▶ **Given request 1**
Translate this sentence from the article on coastal erosion in Puducherry into Spanish: "Coastal erosion is a serious problem in Puducherry."
>> start Quoted passage
Blocking the sea

 
By Arnab Pratim Dutta
Published: Monday 15 September 2008

Puducherry plans rock structur (Credit: COURTSEY: PONDYCAN)on july 31, an expert committee of the union ministry of environment and forest decided not to recommend the construction of rock structures designed to reclaim Puducherry's beaches from the sea. The committee has deferred its consent till there are proper studies on these structures--called groynes in engineering parlance. Puducherry's public works department has proposed the construction of groynes, but a group of activists from the union territory had petitioned the environment ministry against the proposal. Construction of hydraulic structures was an unscientific way of tackling coastal erosion, they contended.

Coastal erosion is a serious problem in Puducherry. But the beaches did not disappear overnight. The problem began in 1989, when a harbour was built at the southern tip of the union territory.Two breakwaters were constructed as a part of the harbour which stopped the littoral drift, the natural south to north movement of sand.
>> end Quoted passage
>> start Excerpted data
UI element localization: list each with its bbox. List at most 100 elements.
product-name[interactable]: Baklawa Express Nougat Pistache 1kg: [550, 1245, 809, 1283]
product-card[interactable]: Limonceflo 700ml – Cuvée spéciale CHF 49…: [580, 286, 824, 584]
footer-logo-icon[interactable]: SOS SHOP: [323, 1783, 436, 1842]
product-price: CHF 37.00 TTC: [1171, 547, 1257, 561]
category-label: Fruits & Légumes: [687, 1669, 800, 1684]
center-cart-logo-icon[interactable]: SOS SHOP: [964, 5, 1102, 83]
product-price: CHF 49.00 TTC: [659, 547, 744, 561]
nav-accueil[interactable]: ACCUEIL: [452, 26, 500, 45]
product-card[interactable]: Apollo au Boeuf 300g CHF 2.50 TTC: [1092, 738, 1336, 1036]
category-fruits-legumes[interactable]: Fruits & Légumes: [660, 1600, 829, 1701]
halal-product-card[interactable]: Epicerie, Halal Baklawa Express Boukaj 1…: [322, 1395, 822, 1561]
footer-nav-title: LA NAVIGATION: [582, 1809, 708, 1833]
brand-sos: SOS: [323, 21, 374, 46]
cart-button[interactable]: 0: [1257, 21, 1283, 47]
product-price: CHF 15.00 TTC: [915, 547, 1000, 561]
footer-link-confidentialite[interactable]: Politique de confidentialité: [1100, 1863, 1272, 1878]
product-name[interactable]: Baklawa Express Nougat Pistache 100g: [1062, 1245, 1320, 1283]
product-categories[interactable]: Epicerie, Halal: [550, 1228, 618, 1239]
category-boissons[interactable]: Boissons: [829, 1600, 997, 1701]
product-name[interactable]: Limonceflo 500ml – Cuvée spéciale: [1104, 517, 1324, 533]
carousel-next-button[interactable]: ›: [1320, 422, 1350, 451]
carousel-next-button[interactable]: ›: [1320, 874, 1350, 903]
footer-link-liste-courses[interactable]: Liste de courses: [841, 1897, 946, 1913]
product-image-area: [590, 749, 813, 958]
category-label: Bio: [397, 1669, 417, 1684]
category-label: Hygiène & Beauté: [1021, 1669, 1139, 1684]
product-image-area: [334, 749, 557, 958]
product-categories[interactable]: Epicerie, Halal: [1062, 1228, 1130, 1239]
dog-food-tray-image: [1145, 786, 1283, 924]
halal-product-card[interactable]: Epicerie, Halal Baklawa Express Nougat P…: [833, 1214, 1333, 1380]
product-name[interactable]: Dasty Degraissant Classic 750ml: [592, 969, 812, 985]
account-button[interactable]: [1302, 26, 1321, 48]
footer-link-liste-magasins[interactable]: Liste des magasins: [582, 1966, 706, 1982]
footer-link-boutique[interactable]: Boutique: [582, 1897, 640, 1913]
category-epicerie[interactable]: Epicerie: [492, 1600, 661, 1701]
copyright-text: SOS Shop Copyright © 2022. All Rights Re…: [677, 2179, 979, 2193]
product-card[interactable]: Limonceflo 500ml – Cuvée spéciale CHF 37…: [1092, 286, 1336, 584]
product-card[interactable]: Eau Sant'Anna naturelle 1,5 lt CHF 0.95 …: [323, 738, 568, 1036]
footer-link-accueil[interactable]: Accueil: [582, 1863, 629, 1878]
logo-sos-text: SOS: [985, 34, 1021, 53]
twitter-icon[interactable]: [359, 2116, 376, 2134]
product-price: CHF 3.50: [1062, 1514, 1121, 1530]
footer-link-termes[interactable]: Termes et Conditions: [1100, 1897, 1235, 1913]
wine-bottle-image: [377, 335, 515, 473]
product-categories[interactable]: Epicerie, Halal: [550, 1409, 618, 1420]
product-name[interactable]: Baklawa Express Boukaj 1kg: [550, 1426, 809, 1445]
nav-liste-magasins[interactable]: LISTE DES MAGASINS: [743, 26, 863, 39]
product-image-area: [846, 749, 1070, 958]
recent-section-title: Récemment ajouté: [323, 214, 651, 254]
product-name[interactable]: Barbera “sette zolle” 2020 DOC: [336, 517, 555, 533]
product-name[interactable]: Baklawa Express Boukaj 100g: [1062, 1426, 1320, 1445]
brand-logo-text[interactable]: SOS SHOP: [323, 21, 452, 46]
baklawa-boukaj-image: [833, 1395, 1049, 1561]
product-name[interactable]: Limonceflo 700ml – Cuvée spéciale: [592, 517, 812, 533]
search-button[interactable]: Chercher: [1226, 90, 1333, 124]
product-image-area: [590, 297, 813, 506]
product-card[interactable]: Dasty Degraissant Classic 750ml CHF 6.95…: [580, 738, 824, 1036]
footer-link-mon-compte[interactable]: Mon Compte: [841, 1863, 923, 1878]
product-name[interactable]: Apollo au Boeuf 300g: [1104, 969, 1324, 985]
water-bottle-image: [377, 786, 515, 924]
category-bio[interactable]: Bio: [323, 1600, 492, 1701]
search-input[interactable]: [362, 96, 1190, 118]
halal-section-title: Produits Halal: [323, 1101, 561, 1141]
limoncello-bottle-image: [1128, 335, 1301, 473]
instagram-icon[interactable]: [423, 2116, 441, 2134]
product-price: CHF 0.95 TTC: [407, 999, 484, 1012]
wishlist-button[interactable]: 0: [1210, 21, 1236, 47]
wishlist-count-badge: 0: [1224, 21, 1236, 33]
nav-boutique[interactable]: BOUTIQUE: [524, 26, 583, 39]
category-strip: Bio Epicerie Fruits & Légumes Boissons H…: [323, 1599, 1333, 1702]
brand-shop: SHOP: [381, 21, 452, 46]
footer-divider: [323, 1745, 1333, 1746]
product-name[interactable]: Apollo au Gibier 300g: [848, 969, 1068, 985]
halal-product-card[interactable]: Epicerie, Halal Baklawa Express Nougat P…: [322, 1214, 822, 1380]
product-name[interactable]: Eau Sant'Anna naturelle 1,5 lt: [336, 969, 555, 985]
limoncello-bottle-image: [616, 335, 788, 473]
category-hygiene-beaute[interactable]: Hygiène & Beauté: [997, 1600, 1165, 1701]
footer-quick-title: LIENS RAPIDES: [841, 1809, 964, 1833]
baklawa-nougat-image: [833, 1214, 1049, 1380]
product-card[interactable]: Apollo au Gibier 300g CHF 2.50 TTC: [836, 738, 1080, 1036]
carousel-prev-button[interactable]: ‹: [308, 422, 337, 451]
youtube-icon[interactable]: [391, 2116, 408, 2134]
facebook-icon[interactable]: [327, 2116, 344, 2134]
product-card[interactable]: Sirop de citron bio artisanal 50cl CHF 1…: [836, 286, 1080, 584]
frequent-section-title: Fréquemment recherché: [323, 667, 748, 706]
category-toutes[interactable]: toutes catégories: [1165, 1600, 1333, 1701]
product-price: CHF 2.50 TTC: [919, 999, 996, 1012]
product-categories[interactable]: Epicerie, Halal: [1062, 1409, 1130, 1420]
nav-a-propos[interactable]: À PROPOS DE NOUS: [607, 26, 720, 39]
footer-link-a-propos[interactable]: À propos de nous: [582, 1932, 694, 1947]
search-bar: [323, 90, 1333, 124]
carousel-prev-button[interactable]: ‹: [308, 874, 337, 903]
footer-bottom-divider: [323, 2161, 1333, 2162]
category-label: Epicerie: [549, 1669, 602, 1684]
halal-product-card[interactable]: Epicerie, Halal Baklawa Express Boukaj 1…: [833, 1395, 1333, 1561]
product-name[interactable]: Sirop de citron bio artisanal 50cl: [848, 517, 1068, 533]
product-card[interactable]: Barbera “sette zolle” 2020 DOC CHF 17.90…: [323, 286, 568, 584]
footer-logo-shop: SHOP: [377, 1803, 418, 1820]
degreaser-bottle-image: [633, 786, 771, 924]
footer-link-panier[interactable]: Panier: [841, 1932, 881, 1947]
>> end Excerpted data
▶ **Given request 2**
Rewrite the listing from its first line through the line containing "1228, 618, 1239]", putting "item-price" in place of "product-price" and keeping everything else the same. Return only those lines.

▶ **Exercise result 1**
La erosión costera es un problema grave en Puducherry.

▶ **Exercise result 2**
UI element localization: list each with its bbox. List at most 100 elements.
product-name[interactable]: Baklawa Express Nougat Pistache 1kg: [550, 1245, 809, 1283]
product-card[interactable]: Limonceflo 700ml – Cuvée spéciale CHF 49…: [580, 286, 824, 584]
footer-logo-icon[interactable]: SOS SHOP: [323, 1783, 436, 1842]
item-price: CHF 37.00 TTC: [1171, 547, 1257, 561]
category-label: Fruits & Légumes: [687, 1669, 800, 1684]
center-cart-logo-icon[interactable]: SOS SHOP: [964, 5, 1102, 83]
item-price: CHF 49.00 TTC: [659, 547, 744, 561]
nav-accueil[interactable]: ACCUEIL: [452, 26, 500, 45]
product-card[interactable]: Apollo au Boeuf 300g CHF 2.50 TTC: [1092, 738, 1336, 1036]
category-fruits-legumes[interactable]: Fruits & Légumes: [660, 1600, 829, 1701]
halal-product-card[interactable]: Epicerie, Halal Baklawa Express Boukaj 1…: [322, 1395, 822, 1561]
footer-nav-title: LA NAVIGATION: [582, 1809, 708, 1833]
brand-sos: SOS: [323, 21, 374, 46]
cart-button[interactable]: 0: [1257, 21, 1283, 47]
item-price: CHF 15.00 TTC: [915, 547, 1000, 561]
footer-link-confidentialite[interactable]: Politique de confidentialité: [1100, 1863, 1272, 1878]
product-name[interactable]: Baklawa Express Nougat Pistache 100g: [1062, 1245, 1320, 1283]
product-categories[interactable]: Epicerie, Halal: [550, 1228, 618, 1239]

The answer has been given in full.